Stated problem.
Each line of the material must be returned exactly.

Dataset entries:
/---
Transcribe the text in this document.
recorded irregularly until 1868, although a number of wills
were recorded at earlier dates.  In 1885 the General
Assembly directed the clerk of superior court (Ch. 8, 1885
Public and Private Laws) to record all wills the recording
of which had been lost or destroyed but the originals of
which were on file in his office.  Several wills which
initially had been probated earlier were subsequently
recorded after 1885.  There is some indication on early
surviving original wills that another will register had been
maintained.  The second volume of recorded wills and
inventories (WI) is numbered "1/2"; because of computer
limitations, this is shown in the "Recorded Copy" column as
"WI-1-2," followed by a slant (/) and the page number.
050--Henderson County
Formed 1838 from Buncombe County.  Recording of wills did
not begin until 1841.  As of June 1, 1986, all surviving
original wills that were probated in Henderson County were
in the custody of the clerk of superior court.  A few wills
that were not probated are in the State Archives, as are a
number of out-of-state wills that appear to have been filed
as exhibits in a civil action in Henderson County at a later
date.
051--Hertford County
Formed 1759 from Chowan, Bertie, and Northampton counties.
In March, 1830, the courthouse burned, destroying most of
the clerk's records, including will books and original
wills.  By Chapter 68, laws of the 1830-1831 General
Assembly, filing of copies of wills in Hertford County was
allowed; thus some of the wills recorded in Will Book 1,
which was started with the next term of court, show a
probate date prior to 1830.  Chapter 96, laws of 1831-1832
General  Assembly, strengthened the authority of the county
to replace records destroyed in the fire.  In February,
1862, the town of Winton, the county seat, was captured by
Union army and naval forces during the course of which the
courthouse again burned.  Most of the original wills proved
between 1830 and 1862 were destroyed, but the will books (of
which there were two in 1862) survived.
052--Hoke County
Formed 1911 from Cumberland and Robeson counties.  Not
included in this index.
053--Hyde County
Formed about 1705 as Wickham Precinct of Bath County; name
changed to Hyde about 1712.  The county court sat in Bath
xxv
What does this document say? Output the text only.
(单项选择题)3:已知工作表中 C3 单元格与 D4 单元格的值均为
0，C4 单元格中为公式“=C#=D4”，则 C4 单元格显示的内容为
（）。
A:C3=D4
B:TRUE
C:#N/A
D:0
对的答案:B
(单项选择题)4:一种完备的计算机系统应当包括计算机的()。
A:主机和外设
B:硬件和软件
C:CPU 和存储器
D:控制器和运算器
\---
Task response.
Transcribe the text in this document.
recorded irregularly until 1868, although a number of wills
were recorded at earlier dates.  In 1885 the General
Assembly directed the clerk of superior court (Ch. 8, 1885
Public and Private Laws) to record all wills the recording
of which had been lost or destroyed but the originals of
which were on file in his office.  Several wills which
initially had been probated earlier were subsequently
recorded after 1885.  There is some indication on early
surviving original wills that another will register had been
maintained.  The second volume of recorded wills and
inventories (WI) is numbered "1/2"; because of computer
limitations, this is shown in the "Recorded Copy" column as
"WI-1-2," followed by a slant (/) and the page number.
050--Henderson County
Formed 1838 from Buncombe County.  Recording of wills did
not begin until 1841.  As of June 1, 1986, all surviving
original wills that were probated in Henderson County were
in the custody of the clerk of superior court.  A few wills
that were not probated are in the State Archives, as are a
number of out-of-state wills that appear to have been filed
as exhibits in a civil action in Henderson County at a later
date.
051--Hertford County
Formed 1759 from Chowan, Bertie, and Northampton counties.
In March, 1830, the courthouse burned, destroying most of
the clerk's records, including will books and original
wills.  By Chapter 68, laws of the 1830-1831 General
Assembly, filing of copies of wills in Hertford County was
allowed; thus some of the wills recorded in Will Book 1,
which was started with the next term of court, show a
probate date prior to 1830.  Chapter 96, laws of 1831-1832
General  Assembly, strengthened the authority of the county
to replace records destroyed in the fire.  In February,
1862, the town of Winton, the county seat, was captured by
Union army and naval forces during the course of which the
courthouse again burned.  Most of the original wills proved
between 1830 and 1862 were destroyed, but the will books (of
which there were two in 1862) survived.
052--Hoke County
Formed 1911 from Cumberland and Robeson counties.  Not
included in this index.
053--Hyde County
Formed about 1705 as Wickham Precinct of Bath County; name
changed to Hyde about 1712.  The county court sat in Bath
xxv
What does this document say? Output the text only.
(单项选择题)3:已知工作表中 C3 单元格与 D4 单元格的值均为
0，C4 单元格中为公式“=C#=D4”，则 C4 单元格显示的内容为
（）。
A:C3=D4
B:TRUE
C:#N/A
D:0
对的答案:B
(单项选择题)4:一种完备的计算机系统应当包括计算机的()。
A:主机和外设
B:硬件和软件
C:CPU 和存储器
D:控制器和运算器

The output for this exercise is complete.